TASK: Return the listing below in full, with every line exactly as it is.

INPUT:
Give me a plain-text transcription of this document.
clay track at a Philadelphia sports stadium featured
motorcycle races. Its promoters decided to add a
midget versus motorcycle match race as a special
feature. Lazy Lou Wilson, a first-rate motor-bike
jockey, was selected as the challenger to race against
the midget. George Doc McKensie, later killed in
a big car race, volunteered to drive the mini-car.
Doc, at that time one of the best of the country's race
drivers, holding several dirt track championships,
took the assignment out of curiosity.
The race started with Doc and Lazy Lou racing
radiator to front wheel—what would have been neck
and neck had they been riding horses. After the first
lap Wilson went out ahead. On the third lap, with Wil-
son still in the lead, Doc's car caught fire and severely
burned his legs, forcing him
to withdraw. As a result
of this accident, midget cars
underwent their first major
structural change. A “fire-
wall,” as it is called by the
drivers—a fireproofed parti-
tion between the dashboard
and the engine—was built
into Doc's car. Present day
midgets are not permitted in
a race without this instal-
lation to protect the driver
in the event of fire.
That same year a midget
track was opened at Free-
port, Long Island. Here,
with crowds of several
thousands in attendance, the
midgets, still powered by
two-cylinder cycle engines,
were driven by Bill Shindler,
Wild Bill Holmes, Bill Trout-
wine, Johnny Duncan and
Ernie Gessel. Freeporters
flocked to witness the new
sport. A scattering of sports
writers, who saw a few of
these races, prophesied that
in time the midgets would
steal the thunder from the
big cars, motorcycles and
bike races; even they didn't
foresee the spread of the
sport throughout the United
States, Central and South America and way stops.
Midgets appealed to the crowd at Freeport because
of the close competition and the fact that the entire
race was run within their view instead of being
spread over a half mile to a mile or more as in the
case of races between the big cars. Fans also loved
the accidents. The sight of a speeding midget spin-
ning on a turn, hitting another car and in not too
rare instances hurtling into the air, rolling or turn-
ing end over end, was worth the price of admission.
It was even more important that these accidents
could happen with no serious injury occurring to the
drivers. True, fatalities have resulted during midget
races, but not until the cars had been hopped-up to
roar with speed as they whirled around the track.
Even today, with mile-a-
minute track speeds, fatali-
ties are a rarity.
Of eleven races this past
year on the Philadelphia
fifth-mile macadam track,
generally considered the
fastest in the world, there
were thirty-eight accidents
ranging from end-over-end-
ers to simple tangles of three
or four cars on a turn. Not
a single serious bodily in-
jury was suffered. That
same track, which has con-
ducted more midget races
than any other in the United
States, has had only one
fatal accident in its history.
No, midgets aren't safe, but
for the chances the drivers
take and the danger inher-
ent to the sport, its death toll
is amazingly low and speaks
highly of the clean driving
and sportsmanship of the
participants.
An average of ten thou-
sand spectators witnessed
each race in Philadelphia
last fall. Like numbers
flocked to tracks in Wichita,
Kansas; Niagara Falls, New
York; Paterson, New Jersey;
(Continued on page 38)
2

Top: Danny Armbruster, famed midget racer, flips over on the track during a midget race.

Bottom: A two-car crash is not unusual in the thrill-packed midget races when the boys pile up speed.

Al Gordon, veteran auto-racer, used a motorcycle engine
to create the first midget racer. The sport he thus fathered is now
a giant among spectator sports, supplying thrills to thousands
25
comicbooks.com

FINISHED ANSWER:
Give me a plain-text transcription of this document.
clay track at a Philadelphia sports stadium featured
motorcycle races. Its promoters decided to add a
midget versus motorcycle match race as a special
feature. Lazy Lou Wilson, a first-rate motor-bike
jockey, was selected as the challenger to race against
the midget. George Doc McKensie, later killed in
a big car race, volunteered to drive the mini-car.
Doc, at that time one of the best of the country's race
drivers, holding several dirt track championships,
took the assignment out of curiosity.
The race started with Doc and Lazy Lou racing
radiator to front wheel—what would have been neck
and neck had they been riding horses. After the first
lap Wilson went out ahead. On the third lap, with Wil-
son still in the lead, Doc's car caught fire and severely
burned his legs, forcing him
to withdraw. As a result
of this accident, midget cars
underwent their first major
structural change. A “fire-
wall,” as it is called by the
drivers—a fireproofed parti-
tion between the dashboard
and the engine—was built
into Doc's car. Present day
midgets are not permitted in
a race without this instal-
lation to protect the driver
in the event of fire.
That same year a midget
track was opened at Free-
port, Long Island. Here,
with crowds of several
thousands in attendance, the
midgets, still powered by
two-cylinder cycle engines,
were driven by Bill Shindler,
Wild Bill Holmes, Bill Trout-
wine, Johnny Duncan and
Ernie Gessel. Freeporters
flocked to witness the new
sport. A scattering of sports
writers, who saw a few of
these races, prophesied that
in time the midgets would
steal the thunder from the
big cars, motorcycles and
bike races; even they didn't
foresee the spread of the
sport throughout the United
States, Central and South America and way stops.
Midgets appealed to the crowd at Freeport because
of the close competition and the fact that the entire
race was run within their view instead of being
spread over a half mile to a mile or more as in the
case of races between the big cars. Fans also loved
the accidents. The sight of a speeding midget spin-
ning on a turn, hitting another car and in not too
rare instances hurtling into the air, rolling or turn-
ing end over end, was worth the price of admission.
It was even more important that these accidents
could happen with no serious injury occurring to the
drivers. True, fatalities have resulted during midget
races, but not until the cars had been hopped-up to
roar with speed as they whirled around the track.
Even today, with mile-a-
minute track speeds, fatali-
ties are a rarity.
Of eleven races this past
year on the Philadelphia
fifth-mile macadam track,
generally considered the
fastest in the world, there
were thirty-eight accidents
ranging from end-over-end-
ers to simple tangles of three
or four cars on a turn. Not
a single serious bodily in-
jury was suffered. That
same track, which has con-
ducted more midget races
than any other in the United
States, has had only one
fatal accident in its history.
No, midgets aren't safe, but
for the chances the drivers
take and the danger inher-
ent to the sport, its death toll
is amazingly low and speaks
highly of the clean driving
and sportsmanship of the
participants.
An average of ten thou-
sand spectators witnessed
each race in Philadelphia
last fall. Like numbers
flocked to tracks in Wichita,
Kansas; Niagara Falls, New
York; Paterson, New Jersey;
(Continued on page 38)
2

Top: Danny Armbruster, famed midget racer, flips over on the track during a midget race.

Bottom: A two-car crash is not unusual in the thrill-packed midget races when the boys pile up speed.

Al Gordon, veteran auto-racer, used a motorcycle engine
to create the first midget racer. The sport he thus fathered is now
a giant among spectator sports, supplying thrills to thousands
25
comicbooks.com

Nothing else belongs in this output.